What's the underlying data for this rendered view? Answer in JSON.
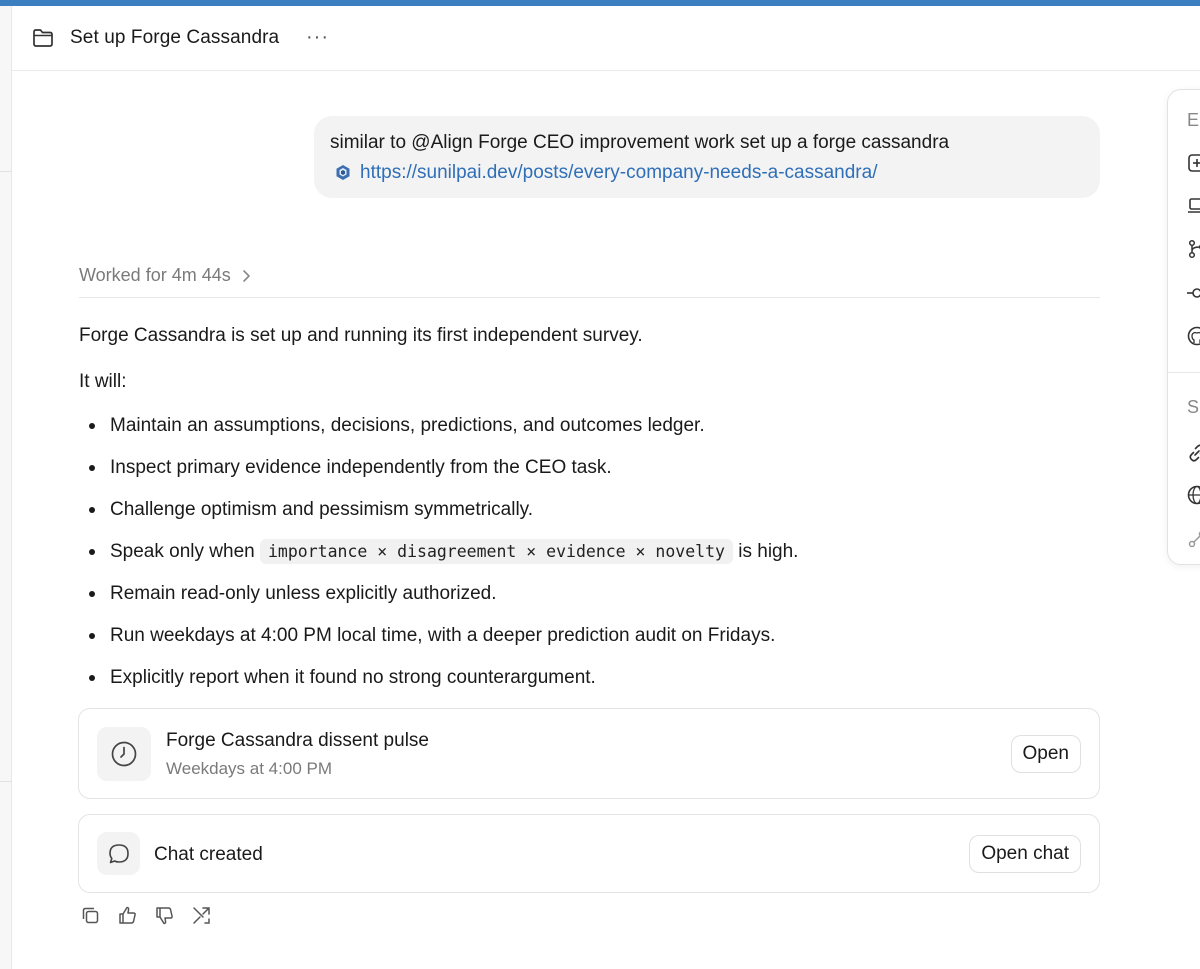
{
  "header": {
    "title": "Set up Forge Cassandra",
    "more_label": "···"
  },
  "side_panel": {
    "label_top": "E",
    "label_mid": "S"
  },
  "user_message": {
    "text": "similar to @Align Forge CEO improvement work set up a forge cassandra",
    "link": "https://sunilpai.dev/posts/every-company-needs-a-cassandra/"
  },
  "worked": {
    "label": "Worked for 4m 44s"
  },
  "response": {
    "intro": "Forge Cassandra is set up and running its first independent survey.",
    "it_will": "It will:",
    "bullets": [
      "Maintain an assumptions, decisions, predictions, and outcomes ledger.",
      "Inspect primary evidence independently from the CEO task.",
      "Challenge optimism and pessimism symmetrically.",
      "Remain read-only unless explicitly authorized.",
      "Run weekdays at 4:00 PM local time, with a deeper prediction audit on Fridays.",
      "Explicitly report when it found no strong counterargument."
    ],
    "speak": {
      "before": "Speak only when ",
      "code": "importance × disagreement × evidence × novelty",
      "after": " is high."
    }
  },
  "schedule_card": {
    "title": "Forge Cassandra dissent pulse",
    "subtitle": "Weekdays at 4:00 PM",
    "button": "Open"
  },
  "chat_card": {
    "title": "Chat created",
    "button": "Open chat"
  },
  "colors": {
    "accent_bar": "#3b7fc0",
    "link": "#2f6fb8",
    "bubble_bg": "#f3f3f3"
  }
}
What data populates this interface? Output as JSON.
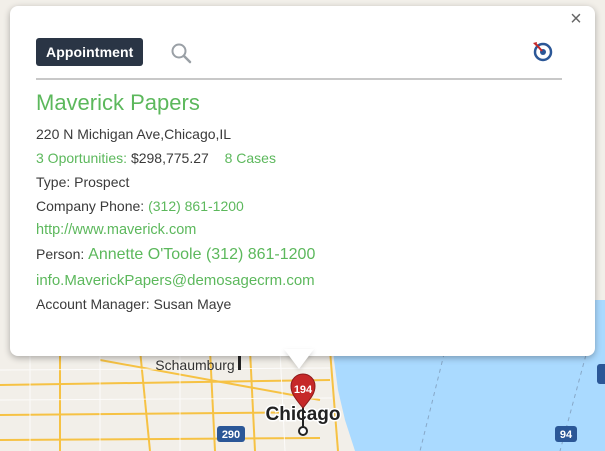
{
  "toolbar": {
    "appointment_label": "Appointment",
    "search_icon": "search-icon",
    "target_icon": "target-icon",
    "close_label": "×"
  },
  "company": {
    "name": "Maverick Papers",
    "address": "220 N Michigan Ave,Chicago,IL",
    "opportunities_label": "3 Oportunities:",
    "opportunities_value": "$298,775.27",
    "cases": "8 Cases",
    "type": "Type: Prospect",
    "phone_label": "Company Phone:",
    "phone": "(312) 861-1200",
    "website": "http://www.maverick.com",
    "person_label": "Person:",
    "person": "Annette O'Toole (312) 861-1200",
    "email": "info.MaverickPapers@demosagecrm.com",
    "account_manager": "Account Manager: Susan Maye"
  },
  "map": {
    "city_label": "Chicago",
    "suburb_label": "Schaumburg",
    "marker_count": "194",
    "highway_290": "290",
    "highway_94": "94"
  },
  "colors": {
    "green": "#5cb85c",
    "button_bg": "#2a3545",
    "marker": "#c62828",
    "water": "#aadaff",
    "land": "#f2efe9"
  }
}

- - -

Copy out every line from the data above that has "Chicago" in it.

### FULL ANSWER
    "address": "220 N Michigan Ave,Chicago,IL",
    "city_label": "Chicago",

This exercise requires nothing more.